Task directions :: Read the material below and count the lines holding the string "structured". Give that count with nothing added.

[begin Stored records]

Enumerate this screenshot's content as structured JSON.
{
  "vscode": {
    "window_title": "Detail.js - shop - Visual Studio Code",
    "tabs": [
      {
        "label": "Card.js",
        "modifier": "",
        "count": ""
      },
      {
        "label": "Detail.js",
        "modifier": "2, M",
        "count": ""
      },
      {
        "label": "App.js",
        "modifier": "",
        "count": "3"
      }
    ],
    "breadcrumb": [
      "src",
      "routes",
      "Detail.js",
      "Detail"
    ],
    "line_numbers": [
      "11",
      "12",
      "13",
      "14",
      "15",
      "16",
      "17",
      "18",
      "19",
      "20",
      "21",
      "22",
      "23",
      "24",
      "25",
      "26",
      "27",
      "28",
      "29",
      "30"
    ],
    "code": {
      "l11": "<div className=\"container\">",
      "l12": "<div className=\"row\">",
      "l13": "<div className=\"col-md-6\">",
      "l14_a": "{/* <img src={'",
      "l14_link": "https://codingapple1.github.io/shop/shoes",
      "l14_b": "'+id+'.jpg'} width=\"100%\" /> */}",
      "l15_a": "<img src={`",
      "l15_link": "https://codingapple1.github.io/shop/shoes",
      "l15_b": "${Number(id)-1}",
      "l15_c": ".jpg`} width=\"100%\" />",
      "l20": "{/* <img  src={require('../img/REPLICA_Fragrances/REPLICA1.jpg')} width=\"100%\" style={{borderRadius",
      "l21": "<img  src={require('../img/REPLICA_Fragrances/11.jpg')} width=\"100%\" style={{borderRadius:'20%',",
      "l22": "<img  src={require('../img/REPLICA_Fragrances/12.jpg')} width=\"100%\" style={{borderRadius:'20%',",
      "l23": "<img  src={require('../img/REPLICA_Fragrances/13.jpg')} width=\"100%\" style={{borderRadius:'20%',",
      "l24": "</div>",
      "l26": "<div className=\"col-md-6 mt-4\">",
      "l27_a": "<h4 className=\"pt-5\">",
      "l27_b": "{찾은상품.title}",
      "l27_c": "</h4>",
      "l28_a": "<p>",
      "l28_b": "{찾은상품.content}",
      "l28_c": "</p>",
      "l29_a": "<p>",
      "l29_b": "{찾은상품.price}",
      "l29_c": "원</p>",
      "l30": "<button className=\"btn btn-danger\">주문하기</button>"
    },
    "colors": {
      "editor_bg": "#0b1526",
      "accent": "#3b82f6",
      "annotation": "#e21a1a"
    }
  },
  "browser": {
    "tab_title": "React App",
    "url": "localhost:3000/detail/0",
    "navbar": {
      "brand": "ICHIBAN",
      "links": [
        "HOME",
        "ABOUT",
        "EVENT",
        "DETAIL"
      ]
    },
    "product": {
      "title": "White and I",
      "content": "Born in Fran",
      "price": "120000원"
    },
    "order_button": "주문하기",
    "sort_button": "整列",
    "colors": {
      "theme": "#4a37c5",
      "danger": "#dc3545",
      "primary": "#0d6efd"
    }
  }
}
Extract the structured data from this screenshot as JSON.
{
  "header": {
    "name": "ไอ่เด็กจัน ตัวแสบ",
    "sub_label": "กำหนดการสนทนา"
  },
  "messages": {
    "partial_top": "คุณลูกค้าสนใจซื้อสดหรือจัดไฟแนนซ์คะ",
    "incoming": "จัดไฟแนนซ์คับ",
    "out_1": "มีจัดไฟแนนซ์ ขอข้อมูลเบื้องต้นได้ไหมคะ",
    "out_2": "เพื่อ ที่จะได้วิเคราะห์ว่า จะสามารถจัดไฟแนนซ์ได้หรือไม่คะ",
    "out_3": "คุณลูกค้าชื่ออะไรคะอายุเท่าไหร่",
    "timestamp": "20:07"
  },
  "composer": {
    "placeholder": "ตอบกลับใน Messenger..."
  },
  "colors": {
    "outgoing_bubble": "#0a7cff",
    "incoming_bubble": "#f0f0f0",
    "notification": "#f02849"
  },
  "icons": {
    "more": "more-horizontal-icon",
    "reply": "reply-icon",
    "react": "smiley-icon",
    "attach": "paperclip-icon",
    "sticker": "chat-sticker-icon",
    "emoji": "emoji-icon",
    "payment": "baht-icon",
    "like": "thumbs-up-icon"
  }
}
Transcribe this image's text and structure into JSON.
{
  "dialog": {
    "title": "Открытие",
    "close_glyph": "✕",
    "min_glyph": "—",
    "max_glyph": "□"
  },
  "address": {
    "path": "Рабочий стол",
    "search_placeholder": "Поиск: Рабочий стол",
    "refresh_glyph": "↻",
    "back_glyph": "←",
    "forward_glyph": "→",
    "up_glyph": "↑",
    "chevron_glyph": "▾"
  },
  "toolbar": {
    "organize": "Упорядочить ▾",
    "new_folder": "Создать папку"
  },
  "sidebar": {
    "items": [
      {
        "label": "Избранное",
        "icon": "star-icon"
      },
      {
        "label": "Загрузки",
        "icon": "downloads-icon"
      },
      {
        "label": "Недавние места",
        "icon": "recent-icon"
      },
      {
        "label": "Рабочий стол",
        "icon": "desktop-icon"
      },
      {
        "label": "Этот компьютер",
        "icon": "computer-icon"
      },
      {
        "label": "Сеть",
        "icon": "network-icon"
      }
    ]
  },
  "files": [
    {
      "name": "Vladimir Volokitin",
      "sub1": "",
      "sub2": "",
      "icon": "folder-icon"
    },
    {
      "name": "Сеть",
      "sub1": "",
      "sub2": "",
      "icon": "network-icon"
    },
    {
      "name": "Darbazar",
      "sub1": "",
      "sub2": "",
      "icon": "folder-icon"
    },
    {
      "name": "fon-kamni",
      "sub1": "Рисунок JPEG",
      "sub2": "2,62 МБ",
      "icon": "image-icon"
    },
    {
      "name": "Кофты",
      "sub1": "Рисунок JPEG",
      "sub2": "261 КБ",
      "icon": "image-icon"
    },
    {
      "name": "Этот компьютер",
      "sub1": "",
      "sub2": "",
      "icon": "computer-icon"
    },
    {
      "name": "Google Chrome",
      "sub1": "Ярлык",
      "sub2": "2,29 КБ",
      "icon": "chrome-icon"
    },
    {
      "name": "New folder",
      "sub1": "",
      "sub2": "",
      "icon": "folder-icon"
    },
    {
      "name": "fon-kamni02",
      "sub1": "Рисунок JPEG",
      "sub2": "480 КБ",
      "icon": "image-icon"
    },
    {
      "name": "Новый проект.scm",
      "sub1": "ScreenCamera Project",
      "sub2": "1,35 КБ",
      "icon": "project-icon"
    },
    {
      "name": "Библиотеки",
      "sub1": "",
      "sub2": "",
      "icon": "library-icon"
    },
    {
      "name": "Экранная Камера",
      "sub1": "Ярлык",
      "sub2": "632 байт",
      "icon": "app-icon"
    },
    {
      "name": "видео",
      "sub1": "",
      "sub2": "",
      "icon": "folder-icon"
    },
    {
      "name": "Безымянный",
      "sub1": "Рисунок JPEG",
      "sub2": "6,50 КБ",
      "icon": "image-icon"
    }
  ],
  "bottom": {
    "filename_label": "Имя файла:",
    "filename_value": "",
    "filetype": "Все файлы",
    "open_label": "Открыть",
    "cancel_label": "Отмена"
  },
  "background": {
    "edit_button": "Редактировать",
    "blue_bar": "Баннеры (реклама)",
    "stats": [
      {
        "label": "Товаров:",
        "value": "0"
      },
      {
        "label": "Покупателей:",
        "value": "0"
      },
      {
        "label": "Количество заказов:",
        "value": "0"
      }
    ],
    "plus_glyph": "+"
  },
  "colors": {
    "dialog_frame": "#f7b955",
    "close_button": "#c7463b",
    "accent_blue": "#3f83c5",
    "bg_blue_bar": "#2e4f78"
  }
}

[end Stored records]

Right answer :: 2